------ Dataset excerpts ------
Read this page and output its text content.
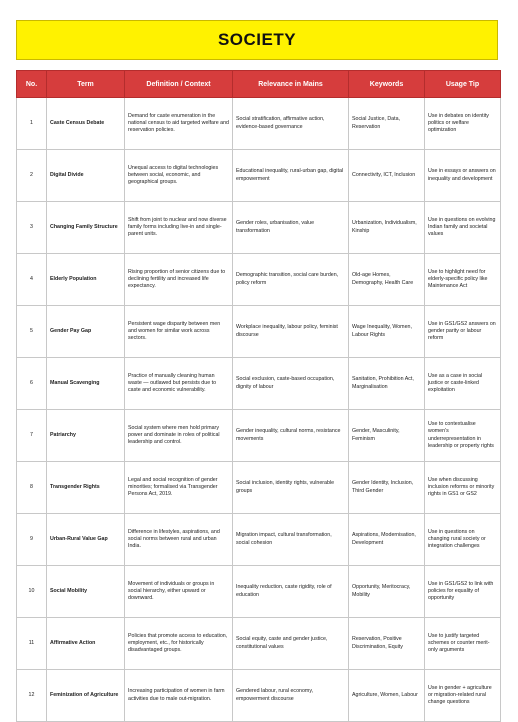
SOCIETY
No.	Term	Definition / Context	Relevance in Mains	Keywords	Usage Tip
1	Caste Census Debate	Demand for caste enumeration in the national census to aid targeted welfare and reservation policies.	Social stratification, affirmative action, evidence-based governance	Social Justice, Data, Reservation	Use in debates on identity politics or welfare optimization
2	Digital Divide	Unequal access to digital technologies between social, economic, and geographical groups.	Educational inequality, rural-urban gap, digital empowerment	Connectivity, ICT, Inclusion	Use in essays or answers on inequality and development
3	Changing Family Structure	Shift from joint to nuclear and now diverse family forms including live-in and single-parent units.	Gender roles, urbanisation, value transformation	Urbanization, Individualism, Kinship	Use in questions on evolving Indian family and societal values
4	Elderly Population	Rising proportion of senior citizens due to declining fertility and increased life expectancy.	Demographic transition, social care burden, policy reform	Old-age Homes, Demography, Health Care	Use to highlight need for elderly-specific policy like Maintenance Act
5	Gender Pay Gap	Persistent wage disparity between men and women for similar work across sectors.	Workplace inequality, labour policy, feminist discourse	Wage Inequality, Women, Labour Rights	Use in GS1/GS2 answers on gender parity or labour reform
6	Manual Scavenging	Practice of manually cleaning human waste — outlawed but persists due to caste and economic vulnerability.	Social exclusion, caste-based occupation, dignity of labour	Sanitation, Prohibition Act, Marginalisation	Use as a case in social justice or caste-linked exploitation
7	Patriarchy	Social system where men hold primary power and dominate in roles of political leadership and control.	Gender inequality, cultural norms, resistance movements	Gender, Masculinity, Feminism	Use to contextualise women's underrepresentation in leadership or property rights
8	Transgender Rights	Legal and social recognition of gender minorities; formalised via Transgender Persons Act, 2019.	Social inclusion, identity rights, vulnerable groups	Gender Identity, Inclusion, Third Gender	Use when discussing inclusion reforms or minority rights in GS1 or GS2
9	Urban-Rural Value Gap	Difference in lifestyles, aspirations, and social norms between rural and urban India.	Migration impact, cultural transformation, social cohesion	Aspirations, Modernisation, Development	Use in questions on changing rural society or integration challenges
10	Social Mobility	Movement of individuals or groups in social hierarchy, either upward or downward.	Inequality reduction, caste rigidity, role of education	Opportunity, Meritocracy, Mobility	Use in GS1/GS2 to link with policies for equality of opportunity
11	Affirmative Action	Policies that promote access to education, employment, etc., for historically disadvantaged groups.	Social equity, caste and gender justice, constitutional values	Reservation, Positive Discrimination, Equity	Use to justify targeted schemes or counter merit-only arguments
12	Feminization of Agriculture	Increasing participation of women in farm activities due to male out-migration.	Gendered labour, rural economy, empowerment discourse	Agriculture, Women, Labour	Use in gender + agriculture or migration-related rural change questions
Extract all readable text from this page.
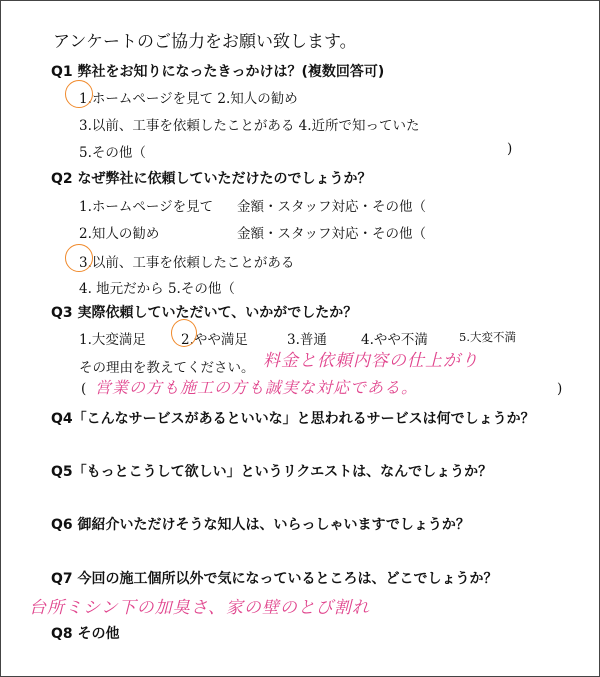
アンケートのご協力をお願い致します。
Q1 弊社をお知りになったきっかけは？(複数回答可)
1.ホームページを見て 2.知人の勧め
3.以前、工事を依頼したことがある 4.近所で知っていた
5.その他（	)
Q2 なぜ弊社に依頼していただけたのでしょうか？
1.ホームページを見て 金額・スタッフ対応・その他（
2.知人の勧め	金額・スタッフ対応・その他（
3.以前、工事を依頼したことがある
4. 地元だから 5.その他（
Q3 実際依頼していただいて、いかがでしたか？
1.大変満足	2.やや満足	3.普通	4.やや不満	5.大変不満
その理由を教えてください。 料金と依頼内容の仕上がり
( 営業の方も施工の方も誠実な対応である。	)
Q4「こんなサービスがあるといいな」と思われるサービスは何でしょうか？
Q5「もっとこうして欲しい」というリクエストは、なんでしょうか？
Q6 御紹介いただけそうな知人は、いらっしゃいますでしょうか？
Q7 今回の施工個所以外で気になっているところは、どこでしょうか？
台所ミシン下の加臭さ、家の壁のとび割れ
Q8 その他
------
What is being asked: From the material above, reproduce everything verbatim except the pictures.

Answer to this task:
Read this page and output its text content.
SOCIETY
No.	Term	Definition / Context	Relevance in Mains	Keywords	Usage Tip
1	Caste Census Debate	Demand for caste enumeration in the national census to aid targeted welfare and reservation policies.	Social stratification, affirmative action, evidence-based governance	Social Justice, Data, Reservation	Use in debates on identity politics or welfare optimization
2	Digital Divide	Unequal access to digital technologies between social, economic, and geographical groups.	Educational inequality, rural-urban gap, digital empowerment	Connectivity, ICT, Inclusion	Use in essays or answers on inequality and development
3	Changing Family Structure	Shift from joint to nuclear and now diverse family forms including live-in and single-parent units.	Gender roles, urbanisation, value transformation	Urbanization, Individualism, Kinship	Use in questions on evolving Indian family and societal values
4	Elderly Population	Rising proportion of senior citizens due to declining fertility and increased life expectancy.	Demographic transition, social care burden, policy reform	Old-age Homes, Demography, Health Care	Use to highlight need for elderly-specific policy like Maintenance Act
5	Gender Pay Gap	Persistent wage disparity between men and women for similar work across sectors.	Workplace inequality, labour policy, feminist discourse	Wage Inequality, Women, Labour Rights	Use in GS1/GS2 answers on gender parity or labour reform
6	Manual Scavenging	Practice of manually cleaning human waste — outlawed but persists due to caste and economic vulnerability.	Social exclusion, caste-based occupation, dignity of labour	Sanitation, Prohibition Act, Marginalisation	Use as a case in social justice or caste-linked exploitation
7	Patriarchy	Social system where men hold primary power and dominate in roles of political leadership and control.	Gender inequality, cultural norms, resistance movements	Gender, Masculinity, Feminism	Use to contextualise women's underrepresentation in leadership or property rights
8	Transgender Rights	Legal and social recognition of gender minorities; formalised via Transgender Persons Act, 2019.	Social inclusion, identity rights, vulnerable groups	Gender Identity, Inclusion, Third Gender	Use when discussing inclusion reforms or minority rights in GS1 or GS2
9	Urban-Rural Value Gap	Difference in lifestyles, aspirations, and social norms between rural and urban India.	Migration impact, cultural transformation, social cohesion	Aspirations, Modernisation, Development	Use in questions on changing rural society or integration challenges
10	Social Mobility	Movement of individuals or groups in social hierarchy, either upward or downward.	Inequality reduction, caste rigidity, role of education	Opportunity, Meritocracy, Mobility	Use in GS1/GS2 to link with policies for equality of opportunity
11	Affirmative Action	Policies that promote access to education, employment, etc., for historically disadvantaged groups.	Social equity, caste and gender justice, constitutional values	Reservation, Positive Discrimination, Equity	Use to justify targeted schemes or counter merit-only arguments
12	Feminization of Agriculture	Increasing participation of women in farm activities due to male out-migration.	Gendered labour, rural economy, empowerment discourse	Agriculture, Women, Labour	Use in gender + agriculture or migration-related rural change questions
Extract all readable text from this page.
アンケートのご協力をお願い致します。
Q1 弊社をお知りになったきっかけは？(複数回答可)
1.ホームページを見て 2.知人の勧め
3.以前、工事を依頼したことがある 4.近所で知っていた
5.その他（	)
Q2 なぜ弊社に依頼していただけたのでしょうか？
1.ホームページを見て 金額・スタッフ対応・その他（
2.知人の勧め	金額・スタッフ対応・その他（
3.以前、工事を依頼したことがある
4. 地元だから 5.その他（
Q3 実際依頼していただいて、いかがでしたか？
1.大変満足	2.やや満足	3.普通	4.やや不満	5.大変不満
その理由を教えてください。 料金と依頼内容の仕上がり
( 営業の方も施工の方も誠実な対応である。	)
Q4「こんなサービスがあるといいな」と思われるサービスは何でしょうか？
Q5「もっとこうして欲しい」というリクエストは、なんでしょうか？
Q6 御紹介いただけそうな知人は、いらっしゃいますでしょうか？
Q7 今回の施工個所以外で気になっているところは、どこでしょうか？
台所ミシン下の加臭さ、家の壁のとび割れ
Q8 その他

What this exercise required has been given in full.